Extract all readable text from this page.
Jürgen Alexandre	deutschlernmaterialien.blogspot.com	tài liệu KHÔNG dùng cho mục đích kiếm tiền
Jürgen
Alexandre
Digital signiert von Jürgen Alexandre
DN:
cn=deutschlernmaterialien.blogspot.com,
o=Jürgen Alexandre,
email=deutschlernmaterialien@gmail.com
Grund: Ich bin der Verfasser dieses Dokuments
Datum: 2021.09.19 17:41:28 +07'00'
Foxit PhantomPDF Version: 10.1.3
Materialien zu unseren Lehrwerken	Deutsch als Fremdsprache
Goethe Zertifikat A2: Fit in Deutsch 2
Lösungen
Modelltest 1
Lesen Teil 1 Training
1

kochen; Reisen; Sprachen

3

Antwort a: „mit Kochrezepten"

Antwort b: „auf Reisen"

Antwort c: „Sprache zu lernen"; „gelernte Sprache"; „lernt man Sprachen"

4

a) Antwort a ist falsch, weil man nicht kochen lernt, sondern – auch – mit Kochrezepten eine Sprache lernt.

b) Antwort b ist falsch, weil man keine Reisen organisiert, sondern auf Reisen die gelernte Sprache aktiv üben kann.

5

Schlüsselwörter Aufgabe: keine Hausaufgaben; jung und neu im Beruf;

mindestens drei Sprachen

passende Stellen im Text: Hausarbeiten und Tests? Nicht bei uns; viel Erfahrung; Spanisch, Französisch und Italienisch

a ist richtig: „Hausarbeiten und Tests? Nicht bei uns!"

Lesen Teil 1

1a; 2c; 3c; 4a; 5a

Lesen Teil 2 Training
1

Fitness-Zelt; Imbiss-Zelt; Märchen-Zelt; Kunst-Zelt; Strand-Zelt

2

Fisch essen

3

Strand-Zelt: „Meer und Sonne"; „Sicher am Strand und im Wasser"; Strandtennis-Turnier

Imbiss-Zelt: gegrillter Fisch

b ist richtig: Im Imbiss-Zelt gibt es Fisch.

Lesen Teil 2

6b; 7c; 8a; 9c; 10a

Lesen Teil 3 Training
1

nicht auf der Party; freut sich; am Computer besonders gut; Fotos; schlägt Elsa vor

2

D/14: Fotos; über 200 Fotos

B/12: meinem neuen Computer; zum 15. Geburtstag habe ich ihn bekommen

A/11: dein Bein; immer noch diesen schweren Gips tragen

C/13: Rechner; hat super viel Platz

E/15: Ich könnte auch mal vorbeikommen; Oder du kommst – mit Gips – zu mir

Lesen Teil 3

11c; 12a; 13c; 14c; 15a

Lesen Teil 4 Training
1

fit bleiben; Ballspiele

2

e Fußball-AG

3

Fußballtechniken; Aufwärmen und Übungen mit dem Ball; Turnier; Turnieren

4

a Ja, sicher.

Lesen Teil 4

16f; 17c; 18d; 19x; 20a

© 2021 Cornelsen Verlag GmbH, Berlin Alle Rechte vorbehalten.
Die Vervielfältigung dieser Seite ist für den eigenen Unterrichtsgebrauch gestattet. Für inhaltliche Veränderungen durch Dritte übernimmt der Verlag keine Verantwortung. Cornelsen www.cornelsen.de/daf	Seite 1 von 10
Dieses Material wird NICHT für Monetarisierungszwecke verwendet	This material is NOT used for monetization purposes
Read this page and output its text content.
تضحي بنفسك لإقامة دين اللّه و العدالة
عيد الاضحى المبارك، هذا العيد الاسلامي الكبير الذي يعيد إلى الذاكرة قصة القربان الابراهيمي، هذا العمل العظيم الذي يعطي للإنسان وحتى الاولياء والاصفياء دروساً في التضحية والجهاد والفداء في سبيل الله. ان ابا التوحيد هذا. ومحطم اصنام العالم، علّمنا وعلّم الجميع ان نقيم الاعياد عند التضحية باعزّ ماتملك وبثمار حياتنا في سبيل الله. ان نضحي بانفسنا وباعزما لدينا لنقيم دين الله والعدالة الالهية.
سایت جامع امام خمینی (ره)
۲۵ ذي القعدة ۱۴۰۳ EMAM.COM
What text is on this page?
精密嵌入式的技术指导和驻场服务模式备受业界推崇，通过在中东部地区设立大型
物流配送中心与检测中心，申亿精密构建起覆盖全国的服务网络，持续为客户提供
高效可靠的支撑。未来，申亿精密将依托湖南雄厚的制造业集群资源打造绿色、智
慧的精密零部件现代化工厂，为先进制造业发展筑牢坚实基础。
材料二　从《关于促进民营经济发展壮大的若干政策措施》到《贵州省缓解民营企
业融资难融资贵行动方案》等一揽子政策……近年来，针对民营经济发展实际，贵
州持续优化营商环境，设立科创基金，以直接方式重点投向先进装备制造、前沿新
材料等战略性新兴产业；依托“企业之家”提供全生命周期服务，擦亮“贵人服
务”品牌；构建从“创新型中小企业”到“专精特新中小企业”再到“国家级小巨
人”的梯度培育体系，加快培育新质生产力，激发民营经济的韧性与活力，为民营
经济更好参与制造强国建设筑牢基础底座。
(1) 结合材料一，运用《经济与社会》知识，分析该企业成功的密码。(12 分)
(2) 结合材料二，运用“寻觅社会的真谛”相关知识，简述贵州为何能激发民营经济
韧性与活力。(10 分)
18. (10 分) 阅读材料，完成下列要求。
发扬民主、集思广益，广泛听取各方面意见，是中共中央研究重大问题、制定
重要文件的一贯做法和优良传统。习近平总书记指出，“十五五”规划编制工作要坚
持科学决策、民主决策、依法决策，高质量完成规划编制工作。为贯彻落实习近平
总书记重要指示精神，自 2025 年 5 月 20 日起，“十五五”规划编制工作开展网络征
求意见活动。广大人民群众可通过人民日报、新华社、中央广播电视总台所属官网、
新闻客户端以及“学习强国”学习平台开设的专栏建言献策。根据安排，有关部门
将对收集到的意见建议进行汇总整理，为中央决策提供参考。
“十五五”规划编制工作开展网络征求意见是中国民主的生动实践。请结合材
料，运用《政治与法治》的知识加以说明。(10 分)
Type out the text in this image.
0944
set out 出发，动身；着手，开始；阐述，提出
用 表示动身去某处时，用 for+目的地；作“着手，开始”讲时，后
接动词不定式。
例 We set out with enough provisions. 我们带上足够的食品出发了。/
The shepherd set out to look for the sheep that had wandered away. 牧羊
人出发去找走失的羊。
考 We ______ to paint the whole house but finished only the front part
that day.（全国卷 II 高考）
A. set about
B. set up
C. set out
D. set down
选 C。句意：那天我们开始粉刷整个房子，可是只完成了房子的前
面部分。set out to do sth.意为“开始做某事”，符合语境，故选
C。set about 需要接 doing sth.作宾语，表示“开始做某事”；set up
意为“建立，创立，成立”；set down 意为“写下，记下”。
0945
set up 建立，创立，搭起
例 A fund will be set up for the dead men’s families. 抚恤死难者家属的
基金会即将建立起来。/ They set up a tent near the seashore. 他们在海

******************************

Your goal -
Your task is to repeat every entry exactly.

Full output -
Extract all readable text from this page.
Jürgen Alexandre	deutschlernmaterialien.blogspot.com	tài liệu KHÔNG dùng cho mục đích kiếm tiền
Jürgen
Alexandre
Digital signiert von Jürgen Alexandre
DN:
cn=deutschlernmaterialien.blogspot.com,
o=Jürgen Alexandre,
email=deutschlernmaterialien@gmail.com
Grund: Ich bin der Verfasser dieses Dokuments
Datum: 2021.09.19 17:41:28 +07'00'
Foxit PhantomPDF Version: 10.1.3
Materialien zu unseren Lehrwerken	Deutsch als Fremdsprache
Goethe Zertifikat A2: Fit in Deutsch 2
Lösungen
Modelltest 1
Lesen Teil 1 Training
1

kochen; Reisen; Sprachen

3

Antwort a: „mit Kochrezepten"

Antwort b: „auf Reisen"

Antwort c: „Sprache zu lernen"; „gelernte Sprache"; „lernt man Sprachen"

4

a) Antwort a ist falsch, weil man nicht kochen lernt, sondern – auch – mit Kochrezepten eine Sprache lernt.

b) Antwort b ist falsch, weil man keine Reisen organisiert, sondern auf Reisen die gelernte Sprache aktiv üben kann.

5

Schlüsselwörter Aufgabe: keine Hausaufgaben; jung und neu im Beruf;

mindestens drei Sprachen

passende Stellen im Text: Hausarbeiten und Tests? Nicht bei uns; viel Erfahrung; Spanisch, Französisch und Italienisch

a ist richtig: „Hausarbeiten und Tests? Nicht bei uns!"

Lesen Teil 1

1a; 2c; 3c; 4a; 5a

Lesen Teil 2 Training
1

Fitness-Zelt; Imbiss-Zelt; Märchen-Zelt; Kunst-Zelt; Strand-Zelt

2

Fisch essen

3

Strand-Zelt: „Meer und Sonne"; „Sicher am Strand und im Wasser"; Strandtennis-Turnier

Imbiss-Zelt: gegrillter Fisch

b ist richtig: Im Imbiss-Zelt gibt es Fisch.

Lesen Teil 2

6b; 7c; 8a; 9c; 10a

Lesen Teil 3 Training
1

nicht auf der Party; freut sich; am Computer besonders gut; Fotos; schlägt Elsa vor

2

D/14: Fotos; über 200 Fotos

B/12: meinem neuen Computer; zum 15. Geburtstag habe ich ihn bekommen

A/11: dein Bein; immer noch diesen schweren Gips tragen

C/13: Rechner; hat super viel Platz

E/15: Ich könnte auch mal vorbeikommen; Oder du kommst – mit Gips – zu mir

Lesen Teil 3

11c; 12a; 13c; 14c; 15a

Lesen Teil 4 Training
1

fit bleiben; Ballspiele

2

e Fußball-AG

3

Fußballtechniken; Aufwärmen und Übungen mit dem Ball; Turnier; Turnieren

4

a Ja, sicher.

Lesen Teil 4

16f; 17c; 18d; 19x; 20a

© 2021 Cornelsen Verlag GmbH, Berlin Alle Rechte vorbehalten.
Die Vervielfältigung dieser Seite ist für den eigenen Unterrichtsgebrauch gestattet. Für inhaltliche Veränderungen durch Dritte übernimmt der Verlag keine Verantwortung. Cornelsen www.cornelsen.de/daf	Seite 1 von 10
Dieses Material wird NICHT für Monetarisierungszwecke verwendet	This material is NOT used for monetization purposes
Read this page and output its text content.
تضحي بنفسك لإقامة دين اللّه و العدالة
عيد الاضحى المبارك، هذا العيد الاسلامي الكبير الذي يعيد إلى الذاكرة قصة القربان الابراهيمي، هذا العمل العظيم الذي يعطي للإنسان وحتى الاولياء والاصفياء دروساً في التضحية والجهاد والفداء في سبيل الله. ان ابا التوحيد هذا. ومحطم اصنام العالم، علّمنا وعلّم الجميع ان نقيم الاعياد عند التضحية باعزّ ماتملك وبثمار حياتنا في سبيل الله. ان نضحي بانفسنا وباعزما لدينا لنقيم دين الله والعدالة الالهية.
سایت جامع امام خمینی (ره)
۲۵ ذي القعدة ۱۴۰۳ EMAM.COM
What text is on this page?
精密嵌入式的技术指导和驻场服务模式备受业界推崇，通过在中东部地区设立大型
物流配送中心与检测中心，申亿精密构建起覆盖全国的服务网络，持续为客户提供
高效可靠的支撑。未来，申亿精密将依托湖南雄厚的制造业集群资源打造绿色、智
慧的精密零部件现代化工厂，为先进制造业发展筑牢坚实基础。
材料二　从《关于促进民营经济发展壮大的若干政策措施》到《贵州省缓解民营企
业融资难融资贵行动方案》等一揽子政策……近年来，针对民营经济发展实际，贵
州持续优化营商环境，设立科创基金，以直接方式重点投向先进装备制造、前沿新
材料等战略性新兴产业；依托“企业之家”提供全生命周期服务，擦亮“贵人服
务”品牌；构建从“创新型中小企业”到“专精特新中小企业”再到“国家级小巨
人”的梯度培育体系，加快培育新质生产力，激发民营经济的韧性与活力，为民营
经济更好参与制造强国建设筑牢基础底座。
(1) 结合材料一，运用《经济与社会》知识，分析该企业成功的密码。(12 分)
(2) 结合材料二，运用“寻觅社会的真谛”相关知识，简述贵州为何能激发民营经济
韧性与活力。(10 分)
18. (10 分) 阅读材料，完成下列要求。
发扬民主、集思广益，广泛听取各方面意见，是中共中央研究重大问题、制定
重要文件的一贯做法和优良传统。习近平总书记指出，“十五五”规划编制工作要坚
持科学决策、民主决策、依法决策，高质量完成规划编制工作。为贯彻落实习近平
总书记重要指示精神，自 2025 年 5 月 20 日起，“十五五”规划编制工作开展网络征
求意见活动。广大人民群众可通过人民日报、新华社、中央广播电视总台所属官网、
新闻客户端以及“学习强国”学习平台开设的专栏建言献策。根据安排，有关部门
将对收集到的意见建议进行汇总整理，为中央决策提供参考。
“十五五”规划编制工作开展网络征求意见是中国民主的生动实践。请结合材
料，运用《政治与法治》的知识加以说明。(10 分)
Type out the text in this image.
0944
set out 出发，动身；着手，开始；阐述，提出
用 表示动身去某处时，用 for+目的地；作“着手，开始”讲时，后
接动词不定式。
例 We set out with enough provisions. 我们带上足够的食品出发了。/
The shepherd set out to look for the sheep that had wandered away. 牧羊
人出发去找走失的羊。
考 We ______ to paint the whole house but finished only the front part
that day.（全国卷 II 高考）
A. set about
B. set up
C. set out
D. set down
选 C。句意：那天我们开始粉刷整个房子，可是只完成了房子的前
面部分。set out to do sth.意为“开始做某事”，符合语境，故选
C。set about 需要接 doing sth.作宾语，表示“开始做某事”；set up
意为“建立，创立，成立”；set down 意为“写下，记下”。
0945
set up 建立，创立，搭起
例 A fund will be set up for the dead men’s families. 抚恤死难者家属的
基金会即将建立起来。/ They set up a tent near the seashore. 他们在海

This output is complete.